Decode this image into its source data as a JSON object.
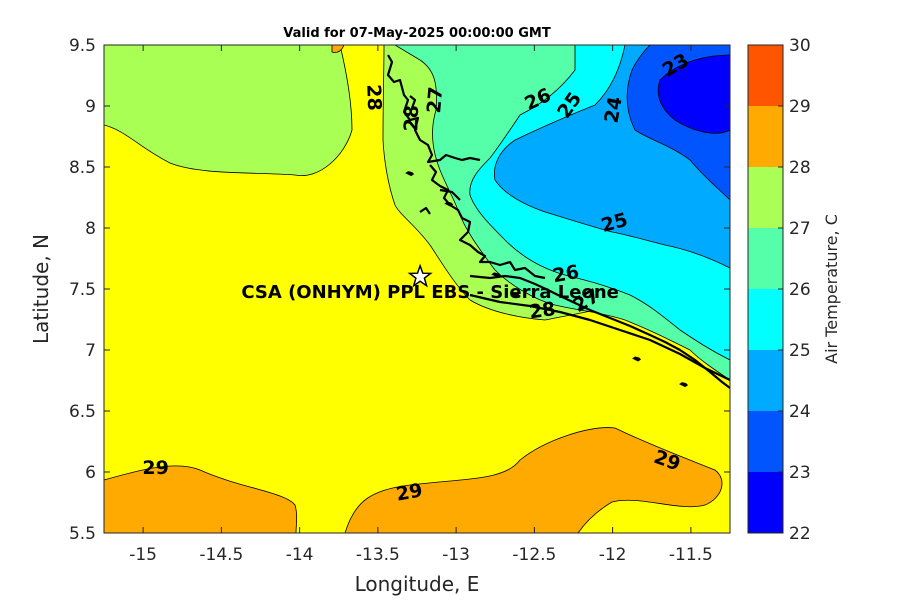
{
  "title": "Valid for 07-May-2025 00:00:00 GMT",
  "x_axis": {
    "label": "Longitude, E",
    "range": [
      -15.25,
      -11.25
    ],
    "ticks": [
      {
        "value": -15,
        "label": "-15"
      },
      {
        "value": -14.5,
        "label": "-14.5"
      },
      {
        "value": -14,
        "label": "-14"
      },
      {
        "value": -13.5,
        "label": "-13.5"
      },
      {
        "value": -13,
        "label": "-13"
      },
      {
        "value": -12.5,
        "label": "-12.5"
      },
      {
        "value": -12,
        "label": "-12"
      },
      {
        "value": -11.5,
        "label": "-11.5"
      }
    ]
  },
  "y_axis": {
    "label": "Latitude, N",
    "range": [
      5.5,
      9.5
    ],
    "ticks": [
      {
        "value": 5.5,
        "label": "5.5"
      },
      {
        "value": 6,
        "label": "6"
      },
      {
        "value": 6.5,
        "label": "6.5"
      },
      {
        "value": 7,
        "label": "7"
      },
      {
        "value": 7.5,
        "label": "7.5"
      },
      {
        "value": 8,
        "label": "8"
      },
      {
        "value": 8.5,
        "label": "8.5"
      },
      {
        "value": 9,
        "label": "9"
      },
      {
        "value": 9.5,
        "label": "9.5"
      }
    ]
  },
  "colorbar": {
    "label": "Air Temperature, C",
    "levels": [
      {
        "from": 22,
        "to": 23,
        "color": "#0000ff"
      },
      {
        "from": 23,
        "to": 24,
        "color": "#0055ff"
      },
      {
        "from": 24,
        "to": 25,
        "color": "#00aaff"
      },
      {
        "from": 25,
        "to": 26,
        "color": "#00ffff"
      },
      {
        "from": 26,
        "to": 27,
        "color": "#55ffaa"
      },
      {
        "from": 27,
        "to": 28,
        "color": "#aaff55"
      },
      {
        "from": 28,
        "to": 29,
        "color": "#ffff00"
      },
      {
        "from": 29,
        "to": 30,
        "color": "#ffaa00"
      }
    ],
    "ticks": [
      "22",
      "23",
      "24",
      "25",
      "26",
      "27",
      "28",
      "29",
      "30"
    ],
    "top_color": "#ff5500"
  },
  "station": {
    "name": "CSA (ONHYM) PPL EBS  - Sierra Leone",
    "lon": -13.23,
    "lat": 7.6
  },
  "contour_labels": [
    {
      "text": "29",
      "lon": -14.92,
      "lat": 6.04,
      "rot": 0
    },
    {
      "text": "29",
      "lon": -13.3,
      "lat": 5.84,
      "rot": -10
    },
    {
      "text": "29",
      "lon": -11.65,
      "lat": 6.1,
      "rot": 20
    },
    {
      "text": "28",
      "lon": -13.52,
      "lat": 9.07,
      "rot": 88
    },
    {
      "text": "28",
      "lon": -13.29,
      "lat": 8.9,
      "rot": -88
    },
    {
      "text": "28",
      "lon": -12.45,
      "lat": 7.33,
      "rot": -8
    },
    {
      "text": "27",
      "lon": -13.14,
      "lat": 9.05,
      "rot": -85
    },
    {
      "text": "27",
      "lon": -12.17,
      "lat": 7.41,
      "rot": -30
    },
    {
      "text": "26",
      "lon": -12.48,
      "lat": 9.06,
      "rot": -25
    },
    {
      "text": "26",
      "lon": -12.3,
      "lat": 7.63,
      "rot": -10
    },
    {
      "text": "25",
      "lon": -12.28,
      "lat": 9.01,
      "rot": -55
    },
    {
      "text": "25",
      "lon": -11.99,
      "lat": 8.05,
      "rot": -15
    },
    {
      "text": "24",
      "lon": -12.0,
      "lat": 8.97,
      "rot": -80
    },
    {
      "text": "23",
      "lon": -11.6,
      "lat": 9.34,
      "rot": -30
    }
  ],
  "coastline_islands": [
    {
      "lon": -13.3,
      "lat": 8.45
    },
    {
      "lon": -13.05,
      "lat": 8.2
    },
    {
      "lon": -12.75,
      "lat": 7.62
    },
    {
      "lon": -12.62,
      "lat": 7.45
    },
    {
      "lon": -11.85,
      "lat": 6.93
    },
    {
      "lon": -11.55,
      "lat": 6.72
    }
  ]
}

--- --- ---

* _STATED GOAL_
Write out again every line above exactly as given; the pictures do not belong in the copy.

* _OUTPUT FOR THIS EXERCISE_
Decode this image into its source data as a JSON object.
{
  "title": "Valid for 07-May-2025 00:00:00 GMT",
  "x_axis": {
    "label": "Longitude, E",
    "range": [
      -15.25,
      -11.25
    ],
    "ticks": [
      {
        "value": -15,
        "label": "-15"
      },
      {
        "value": -14.5,
        "label": "-14.5"
      },
      {
        "value": -14,
        "label": "-14"
      },
      {
        "value": -13.5,
        "label": "-13.5"
      },
      {
        "value": -13,
        "label": "-13"
      },
      {
        "value": -12.5,
        "label": "-12.5"
      },
      {
        "value": -12,
        "label": "-12"
      },
      {
        "value": -11.5,
        "label": "-11.5"
      }
    ]
  },
  "y_axis": {
    "label": "Latitude, N",
    "range": [
      5.5,
      9.5
    ],
    "ticks": [
      {
        "value": 5.5,
        "label": "5.5"
      },
      {
        "value": 6,
        "label": "6"
      },
      {
        "value": 6.5,
        "label": "6.5"
      },
      {
        "value": 7,
        "label": "7"
      },
      {
        "value": 7.5,
        "label": "7.5"
      },
      {
        "value": 8,
        "label": "8"
      },
      {
        "value": 8.5,
        "label": "8.5"
      },
      {
        "value": 9,
        "label": "9"
      },
      {
        "value": 9.5,
        "label": "9.5"
      }
    ]
  },
  "colorbar": {
    "label": "Air Temperature, C",
    "levels": [
      {
        "from": 22,
        "to": 23,
        "color": "#0000ff"
      },
      {
        "from": 23,
        "to": 24,
        "color": "#0055ff"
      },
      {
        "from": 24,
        "to": 25,
        "color": "#00aaff"
      },
      {
        "from": 25,
        "to": 26,
        "color": "#00ffff"
      },
      {
        "from": 26,
        "to": 27,
        "color": "#55ffaa"
      },
      {
        "from": 27,
        "to": 28,
        "color": "#aaff55"
      },
      {
        "from": 28,
        "to": 29,
        "color": "#ffff00"
      },
      {
        "from": 29,
        "to": 30,
        "color": "#ffaa00"
      }
    ],
    "ticks": [
      "22",
      "23",
      "24",
      "25",
      "26",
      "27",
      "28",
      "29",
      "30"
    ],
    "top_color": "#ff5500"
  },
  "station": {
    "name": "CSA (ONHYM) PPL EBS  - Sierra Leone",
    "lon": -13.23,
    "lat": 7.6
  },
  "contour_labels": [
    {
      "text": "29",
      "lon": -14.92,
      "lat": 6.04,
      "rot": 0
    },
    {
      "text": "29",
      "lon": -13.3,
      "lat": 5.84,
      "rot": -10
    },
    {
      "text": "29",
      "lon": -11.65,
      "lat": 6.1,
      "rot": 20
    },
    {
      "text": "28",
      "lon": -13.52,
      "lat": 9.07,
      "rot": 88
    },
    {
      "text": "28",
      "lon": -13.29,
      "lat": 8.9,
      "rot": -88
    },
    {
      "text": "28",
      "lon": -12.45,
      "lat": 7.33,
      "rot": -8
    },
    {
      "text": "27",
      "lon": -13.14,
      "lat": 9.05,
      "rot": -85
    },
    {
      "text": "27",
      "lon": -12.17,
      "lat": 7.41,
      "rot": -30
    },
    {
      "text": "26",
      "lon": -12.48,
      "lat": 9.06,
      "rot": -25
    },
    {
      "text": "26",
      "lon": -12.3,
      "lat": 7.63,
      "rot": -10
    },
    {
      "text": "25",
      "lon": -12.28,
      "lat": 9.01,
      "rot": -55
    },
    {
      "text": "25",
      "lon": -11.99,
      "lat": 8.05,
      "rot": -15
    },
    {
      "text": "24",
      "lon": -12.0,
      "lat": 8.97,
      "rot": -80
    },
    {
      "text": "23",
      "lon": -11.6,
      "lat": 9.34,
      "rot": -30
    }
  ],
  "coastline_islands": [
    {
      "lon": -13.3,
      "lat": 8.45
    },
    {
      "lon": -13.05,
      "lat": 8.2
    },
    {
      "lon": -12.75,
      "lat": 7.62
    },
    {
      "lon": -12.62,
      "lat": 7.45
    },
    {
      "lon": -11.85,
      "lat": 6.93
    },
    {
      "lon": -11.55,
      "lat": 6.72
    }
  ]
}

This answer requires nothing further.